● WHAT THE TASK REQUIRES
Lift out all lines below that contain "Acciona".
#### TASK MATERIAL
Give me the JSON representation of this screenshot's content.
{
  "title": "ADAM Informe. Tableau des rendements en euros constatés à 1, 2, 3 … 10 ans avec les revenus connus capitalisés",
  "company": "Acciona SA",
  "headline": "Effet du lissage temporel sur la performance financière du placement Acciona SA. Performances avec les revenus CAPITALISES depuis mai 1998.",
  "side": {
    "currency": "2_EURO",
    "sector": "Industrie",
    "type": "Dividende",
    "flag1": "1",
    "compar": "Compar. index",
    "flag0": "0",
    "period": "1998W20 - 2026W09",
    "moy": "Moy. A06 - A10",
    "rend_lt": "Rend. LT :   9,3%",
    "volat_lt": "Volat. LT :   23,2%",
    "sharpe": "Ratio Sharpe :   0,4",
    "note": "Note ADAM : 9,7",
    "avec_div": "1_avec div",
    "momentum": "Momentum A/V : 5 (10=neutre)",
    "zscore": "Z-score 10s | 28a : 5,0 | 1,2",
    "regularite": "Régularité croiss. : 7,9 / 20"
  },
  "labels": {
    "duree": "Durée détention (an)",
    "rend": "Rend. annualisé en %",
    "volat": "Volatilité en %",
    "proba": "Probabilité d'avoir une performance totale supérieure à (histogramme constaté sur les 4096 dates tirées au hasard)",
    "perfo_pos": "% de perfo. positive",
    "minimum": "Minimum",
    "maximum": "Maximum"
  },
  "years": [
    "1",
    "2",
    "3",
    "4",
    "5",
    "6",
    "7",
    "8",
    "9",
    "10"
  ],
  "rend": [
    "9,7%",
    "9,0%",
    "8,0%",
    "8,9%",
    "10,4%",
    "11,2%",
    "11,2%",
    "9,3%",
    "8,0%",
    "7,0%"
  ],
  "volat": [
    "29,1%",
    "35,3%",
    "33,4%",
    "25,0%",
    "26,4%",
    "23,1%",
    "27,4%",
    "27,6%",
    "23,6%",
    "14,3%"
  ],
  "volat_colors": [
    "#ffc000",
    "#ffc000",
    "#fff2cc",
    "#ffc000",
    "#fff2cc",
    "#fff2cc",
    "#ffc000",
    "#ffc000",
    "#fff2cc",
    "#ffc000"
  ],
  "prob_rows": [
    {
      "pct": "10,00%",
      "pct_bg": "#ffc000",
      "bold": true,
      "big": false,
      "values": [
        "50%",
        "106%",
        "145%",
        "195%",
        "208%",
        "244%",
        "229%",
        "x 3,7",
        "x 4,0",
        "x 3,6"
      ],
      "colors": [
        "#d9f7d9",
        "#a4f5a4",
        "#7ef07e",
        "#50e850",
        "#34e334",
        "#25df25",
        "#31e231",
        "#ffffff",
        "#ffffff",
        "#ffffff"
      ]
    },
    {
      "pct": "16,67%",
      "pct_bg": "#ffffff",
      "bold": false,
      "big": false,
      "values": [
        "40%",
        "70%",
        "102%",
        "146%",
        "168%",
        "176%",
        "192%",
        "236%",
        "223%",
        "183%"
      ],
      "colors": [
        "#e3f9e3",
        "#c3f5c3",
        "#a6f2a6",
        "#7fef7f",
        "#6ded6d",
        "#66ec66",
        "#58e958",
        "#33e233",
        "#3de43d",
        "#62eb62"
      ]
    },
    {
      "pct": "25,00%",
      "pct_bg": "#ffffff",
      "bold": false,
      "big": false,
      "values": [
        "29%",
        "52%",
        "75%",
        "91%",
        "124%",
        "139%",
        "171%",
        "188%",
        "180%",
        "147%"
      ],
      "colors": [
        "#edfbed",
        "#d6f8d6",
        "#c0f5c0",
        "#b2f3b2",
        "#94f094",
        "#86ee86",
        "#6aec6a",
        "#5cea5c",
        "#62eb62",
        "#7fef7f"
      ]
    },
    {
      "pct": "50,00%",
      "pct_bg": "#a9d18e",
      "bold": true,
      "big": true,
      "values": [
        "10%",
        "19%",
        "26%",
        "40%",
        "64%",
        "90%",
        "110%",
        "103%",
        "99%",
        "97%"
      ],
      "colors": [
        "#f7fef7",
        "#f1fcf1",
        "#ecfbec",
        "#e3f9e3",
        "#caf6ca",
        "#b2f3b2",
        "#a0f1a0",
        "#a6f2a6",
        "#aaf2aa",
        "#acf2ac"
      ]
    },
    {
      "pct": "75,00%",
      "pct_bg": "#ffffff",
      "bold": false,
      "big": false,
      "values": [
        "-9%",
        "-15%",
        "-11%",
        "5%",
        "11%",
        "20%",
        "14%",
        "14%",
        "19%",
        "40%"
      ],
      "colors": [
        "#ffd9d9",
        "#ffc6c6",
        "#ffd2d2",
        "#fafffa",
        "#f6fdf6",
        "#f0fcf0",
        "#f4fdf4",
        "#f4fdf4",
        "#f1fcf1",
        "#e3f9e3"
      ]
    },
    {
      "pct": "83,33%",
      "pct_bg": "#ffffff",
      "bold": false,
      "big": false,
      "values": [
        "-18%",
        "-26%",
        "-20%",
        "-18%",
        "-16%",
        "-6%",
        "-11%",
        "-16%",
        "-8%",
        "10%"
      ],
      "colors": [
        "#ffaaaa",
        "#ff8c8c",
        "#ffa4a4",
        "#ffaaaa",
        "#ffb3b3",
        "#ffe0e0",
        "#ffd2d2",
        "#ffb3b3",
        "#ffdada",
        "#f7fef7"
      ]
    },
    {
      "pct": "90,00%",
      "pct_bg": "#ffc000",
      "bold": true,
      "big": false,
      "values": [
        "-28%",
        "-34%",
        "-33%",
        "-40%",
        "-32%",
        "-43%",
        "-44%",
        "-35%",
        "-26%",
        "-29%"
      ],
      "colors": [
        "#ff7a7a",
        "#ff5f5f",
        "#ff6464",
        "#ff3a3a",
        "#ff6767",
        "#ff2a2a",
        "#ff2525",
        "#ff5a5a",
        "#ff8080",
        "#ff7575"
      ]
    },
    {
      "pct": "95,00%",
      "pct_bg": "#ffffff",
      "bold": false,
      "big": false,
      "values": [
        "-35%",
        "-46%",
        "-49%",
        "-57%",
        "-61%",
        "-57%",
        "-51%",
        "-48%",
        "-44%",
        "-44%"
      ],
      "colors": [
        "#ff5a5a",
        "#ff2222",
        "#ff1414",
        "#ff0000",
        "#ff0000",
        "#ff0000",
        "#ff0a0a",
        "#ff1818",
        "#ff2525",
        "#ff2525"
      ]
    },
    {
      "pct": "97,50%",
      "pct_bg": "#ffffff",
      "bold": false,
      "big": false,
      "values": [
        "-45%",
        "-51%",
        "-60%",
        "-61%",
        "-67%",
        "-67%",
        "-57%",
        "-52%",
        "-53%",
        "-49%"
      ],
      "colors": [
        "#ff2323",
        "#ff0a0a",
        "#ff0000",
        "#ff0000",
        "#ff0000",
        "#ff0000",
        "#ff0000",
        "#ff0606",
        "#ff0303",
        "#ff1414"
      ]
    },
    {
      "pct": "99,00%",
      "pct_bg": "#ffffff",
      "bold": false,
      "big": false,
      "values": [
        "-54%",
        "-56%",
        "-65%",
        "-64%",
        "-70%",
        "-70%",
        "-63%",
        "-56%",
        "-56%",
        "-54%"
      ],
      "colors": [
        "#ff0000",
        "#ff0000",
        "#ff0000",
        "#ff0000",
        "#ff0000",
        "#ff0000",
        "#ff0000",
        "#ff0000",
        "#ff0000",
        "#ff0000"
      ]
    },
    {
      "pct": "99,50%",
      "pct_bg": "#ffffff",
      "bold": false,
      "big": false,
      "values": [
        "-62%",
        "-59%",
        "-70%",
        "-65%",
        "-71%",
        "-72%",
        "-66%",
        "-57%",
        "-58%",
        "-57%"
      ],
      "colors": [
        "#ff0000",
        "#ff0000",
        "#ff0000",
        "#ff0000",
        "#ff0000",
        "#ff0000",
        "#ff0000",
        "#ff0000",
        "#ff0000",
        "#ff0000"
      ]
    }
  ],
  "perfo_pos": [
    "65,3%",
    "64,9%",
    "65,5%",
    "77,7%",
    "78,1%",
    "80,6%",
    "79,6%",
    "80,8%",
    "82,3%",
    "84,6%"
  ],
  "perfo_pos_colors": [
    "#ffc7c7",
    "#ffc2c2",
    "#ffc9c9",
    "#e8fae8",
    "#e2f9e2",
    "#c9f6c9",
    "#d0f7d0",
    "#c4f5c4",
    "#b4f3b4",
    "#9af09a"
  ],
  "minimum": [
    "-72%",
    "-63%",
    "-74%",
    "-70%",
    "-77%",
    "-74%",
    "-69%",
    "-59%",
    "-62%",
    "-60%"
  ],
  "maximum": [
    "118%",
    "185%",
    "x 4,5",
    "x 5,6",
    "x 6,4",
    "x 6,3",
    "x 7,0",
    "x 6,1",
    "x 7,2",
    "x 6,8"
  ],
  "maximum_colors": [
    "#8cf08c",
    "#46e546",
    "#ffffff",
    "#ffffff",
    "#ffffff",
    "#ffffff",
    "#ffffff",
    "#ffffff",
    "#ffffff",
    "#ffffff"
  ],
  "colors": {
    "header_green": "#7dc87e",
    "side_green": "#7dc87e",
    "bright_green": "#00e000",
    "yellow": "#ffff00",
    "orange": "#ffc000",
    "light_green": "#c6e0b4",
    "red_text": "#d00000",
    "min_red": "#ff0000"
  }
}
########
● REPLY
  "company": "Acciona SA",
  "headline": "Effet du lissage temporel sur la performance financière du placement Acciona SA. Performances avec les revenus CAPITALISES depuis mai 1998.",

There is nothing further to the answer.